A block of data:
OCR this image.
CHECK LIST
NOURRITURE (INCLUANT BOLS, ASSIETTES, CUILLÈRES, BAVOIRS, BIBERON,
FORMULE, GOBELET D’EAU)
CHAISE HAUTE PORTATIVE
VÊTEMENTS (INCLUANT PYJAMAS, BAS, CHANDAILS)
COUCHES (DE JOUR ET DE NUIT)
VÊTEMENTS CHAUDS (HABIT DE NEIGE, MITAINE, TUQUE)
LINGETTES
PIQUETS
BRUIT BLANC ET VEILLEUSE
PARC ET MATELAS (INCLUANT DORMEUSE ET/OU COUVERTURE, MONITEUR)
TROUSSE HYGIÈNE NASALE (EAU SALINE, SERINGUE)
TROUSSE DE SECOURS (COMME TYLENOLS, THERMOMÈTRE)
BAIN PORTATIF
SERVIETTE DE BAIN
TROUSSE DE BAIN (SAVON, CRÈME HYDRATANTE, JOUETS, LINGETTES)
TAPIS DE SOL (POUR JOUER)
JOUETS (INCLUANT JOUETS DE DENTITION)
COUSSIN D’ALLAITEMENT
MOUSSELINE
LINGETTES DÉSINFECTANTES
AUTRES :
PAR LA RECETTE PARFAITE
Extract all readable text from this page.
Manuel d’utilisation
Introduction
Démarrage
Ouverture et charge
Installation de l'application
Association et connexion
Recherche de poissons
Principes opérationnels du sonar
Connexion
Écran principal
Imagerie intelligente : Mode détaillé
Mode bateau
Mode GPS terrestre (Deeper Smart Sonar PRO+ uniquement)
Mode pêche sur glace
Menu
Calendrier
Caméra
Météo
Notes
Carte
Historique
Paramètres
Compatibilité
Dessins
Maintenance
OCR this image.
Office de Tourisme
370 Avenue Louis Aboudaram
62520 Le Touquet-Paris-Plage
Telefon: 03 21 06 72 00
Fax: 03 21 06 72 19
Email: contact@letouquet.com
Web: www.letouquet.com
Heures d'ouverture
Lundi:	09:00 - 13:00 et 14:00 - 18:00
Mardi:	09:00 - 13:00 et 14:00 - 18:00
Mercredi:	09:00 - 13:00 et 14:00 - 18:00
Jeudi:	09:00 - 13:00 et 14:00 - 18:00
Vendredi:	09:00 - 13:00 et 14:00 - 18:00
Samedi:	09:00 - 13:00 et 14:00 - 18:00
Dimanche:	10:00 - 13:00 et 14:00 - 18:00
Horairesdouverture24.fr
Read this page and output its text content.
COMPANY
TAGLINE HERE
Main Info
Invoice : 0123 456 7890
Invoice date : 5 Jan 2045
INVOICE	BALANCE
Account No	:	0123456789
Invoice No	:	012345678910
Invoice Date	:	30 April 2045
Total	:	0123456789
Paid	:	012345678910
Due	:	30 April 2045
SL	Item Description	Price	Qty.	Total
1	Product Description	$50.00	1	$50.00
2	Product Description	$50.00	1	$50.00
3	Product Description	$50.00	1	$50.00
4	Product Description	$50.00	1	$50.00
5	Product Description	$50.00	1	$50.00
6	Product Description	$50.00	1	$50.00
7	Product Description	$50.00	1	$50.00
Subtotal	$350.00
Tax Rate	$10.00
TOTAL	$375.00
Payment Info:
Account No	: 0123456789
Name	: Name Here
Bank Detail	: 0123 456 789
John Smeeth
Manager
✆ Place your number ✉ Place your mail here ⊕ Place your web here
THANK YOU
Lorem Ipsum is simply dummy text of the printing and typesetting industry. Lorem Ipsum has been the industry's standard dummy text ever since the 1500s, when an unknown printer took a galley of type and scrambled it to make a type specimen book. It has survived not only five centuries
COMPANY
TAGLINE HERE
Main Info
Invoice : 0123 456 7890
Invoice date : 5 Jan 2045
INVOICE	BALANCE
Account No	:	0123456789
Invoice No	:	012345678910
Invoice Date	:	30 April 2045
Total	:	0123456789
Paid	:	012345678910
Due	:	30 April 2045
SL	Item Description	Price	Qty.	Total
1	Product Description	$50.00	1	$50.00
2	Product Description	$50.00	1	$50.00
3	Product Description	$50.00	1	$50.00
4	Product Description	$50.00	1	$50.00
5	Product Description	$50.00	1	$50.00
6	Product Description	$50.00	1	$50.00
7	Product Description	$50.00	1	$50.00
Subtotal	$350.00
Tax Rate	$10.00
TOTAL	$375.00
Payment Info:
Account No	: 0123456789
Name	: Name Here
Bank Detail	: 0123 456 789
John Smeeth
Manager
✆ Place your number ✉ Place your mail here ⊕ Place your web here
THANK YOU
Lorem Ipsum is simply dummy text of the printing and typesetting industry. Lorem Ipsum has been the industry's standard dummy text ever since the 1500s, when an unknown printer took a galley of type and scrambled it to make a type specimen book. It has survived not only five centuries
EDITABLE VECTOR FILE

- Short problem: Transcribe the data above in full, exactly.

- Result of the task:
OCR this image.
CHECK LIST
NOURRITURE (INCLUANT BOLS, ASSIETTES, CUILLÈRES, BAVOIRS, BIBERON,
FORMULE, GOBELET D’EAU)
CHAISE HAUTE PORTATIVE
VÊTEMENTS (INCLUANT PYJAMAS, BAS, CHANDAILS)
COUCHES (DE JOUR ET DE NUIT)
VÊTEMENTS CHAUDS (HABIT DE NEIGE, MITAINE, TUQUE)
LINGETTES
PIQUETS
BRUIT BLANC ET VEILLEUSE
PARC ET MATELAS (INCLUANT DORMEUSE ET/OU COUVERTURE, MONITEUR)
TROUSSE HYGIÈNE NASALE (EAU SALINE, SERINGUE)
TROUSSE DE SECOURS (COMME TYLENOLS, THERMOMÈTRE)
BAIN PORTATIF
SERVIETTE DE BAIN
TROUSSE DE BAIN (SAVON, CRÈME HYDRATANTE, JOUETS, LINGETTES)
TAPIS DE SOL (POUR JOUER)
JOUETS (INCLUANT JOUETS DE DENTITION)
COUSSIN D’ALLAITEMENT
MOUSSELINE
LINGETTES DÉSINFECTANTES
AUTRES :
PAR LA RECETTE PARFAITE
Extract all readable text from this page.
Manuel d’utilisation
Introduction
Démarrage
Ouverture et charge
Installation de l'application
Association et connexion
Recherche de poissons
Principes opérationnels du sonar
Connexion
Écran principal
Imagerie intelligente : Mode détaillé
Mode bateau
Mode GPS terrestre (Deeper Smart Sonar PRO+ uniquement)
Mode pêche sur glace
Menu
Calendrier
Caméra
Météo
Notes
Carte
Historique
Paramètres
Compatibilité
Dessins
Maintenance
OCR this image.
Office de Tourisme
370 Avenue Louis Aboudaram
62520 Le Touquet-Paris-Plage
Telefon: 03 21 06 72 00
Fax: 03 21 06 72 19
Email: contact@letouquet.com
Web: www.letouquet.com
Heures d'ouverture
Lundi:	09:00 - 13:00 et 14:00 - 18:00
Mardi:	09:00 - 13:00 et 14:00 - 18:00
Mercredi:	09:00 - 13:00 et 14:00 - 18:00
Jeudi:	09:00 - 13:00 et 14:00 - 18:00
Vendredi:	09:00 - 13:00 et 14:00 - 18:00
Samedi:	09:00 - 13:00 et 14:00 - 18:00
Dimanche:	10:00 - 13:00 et 14:00 - 18:00
Horairesdouverture24.fr
Read this page and output its text content.
COMPANY
TAGLINE HERE
Main Info
Invoice : 0123 456 7890
Invoice date : 5 Jan 2045
INVOICE	BALANCE
Account No	:	0123456789
Invoice No	:	012345678910
Invoice Date	:	30 April 2045
Total	:	0123456789
Paid	:	012345678910
Due	:	30 April 2045
SL	Item Description	Price	Qty.	Total
1	Product Description	$50.00	1	$50.00
2	Product Description	$50.00	1	$50.00
3	Product Description	$50.00	1	$50.00
4	Product Description	$50.00	1	$50.00
5	Product Description	$50.00	1	$50.00
6	Product Description	$50.00	1	$50.00
7	Product Description	$50.00	1	$50.00
Subtotal	$350.00
Tax Rate	$10.00
TOTAL	$375.00
Payment Info:
Account No	: 0123456789
Name	: Name Here
Bank Detail	: 0123 456 789
John Smeeth
Manager
✆ Place your number ✉ Place your mail here ⊕ Place your web here
THANK YOU
Lorem Ipsum is simply dummy text of the printing and typesetting industry. Lorem Ipsum has been the industry's standard dummy text ever since the 1500s, when an unknown printer took a galley of type and scrambled it to make a type specimen book. It has survived not only five centuries
COMPANY
TAGLINE HERE
Main Info
Invoice : 0123 456 7890
Invoice date : 5 Jan 2045
INVOICE	BALANCE
Account No	:	0123456789
Invoice No	:	012345678910
Invoice Date	:	30 April 2045
Total	:	0123456789
Paid	:	012345678910
Due	:	30 April 2045
SL	Item Description	Price	Qty.	Total
1	Product Description	$50.00	1	$50.00
2	Product Description	$50.00	1	$50.00
3	Product Description	$50.00	1	$50.00
4	Product Description	$50.00	1	$50.00
5	Product Description	$50.00	1	$50.00
6	Product Description	$50.00	1	$50.00
7	Product Description	$50.00	1	$50.00
Subtotal	$350.00
Tax Rate	$10.00
TOTAL	$375.00
Payment Info:
Account No	: 0123456789
Name	: Name Here
Bank Detail	: 0123 456 789
John Smeeth
Manager
✆ Place your number ✉ Place your mail here ⊕ Place your web here
THANK YOU
Lorem Ipsum is simply dummy text of the printing and typesetting industry. Lorem Ipsum has been the industry's standard dummy text ever since the 1500s, when an unknown printer took a galley of type and scrambled it to make a type specimen book. It has survived not only five centuries
EDITABLE VECTOR FILE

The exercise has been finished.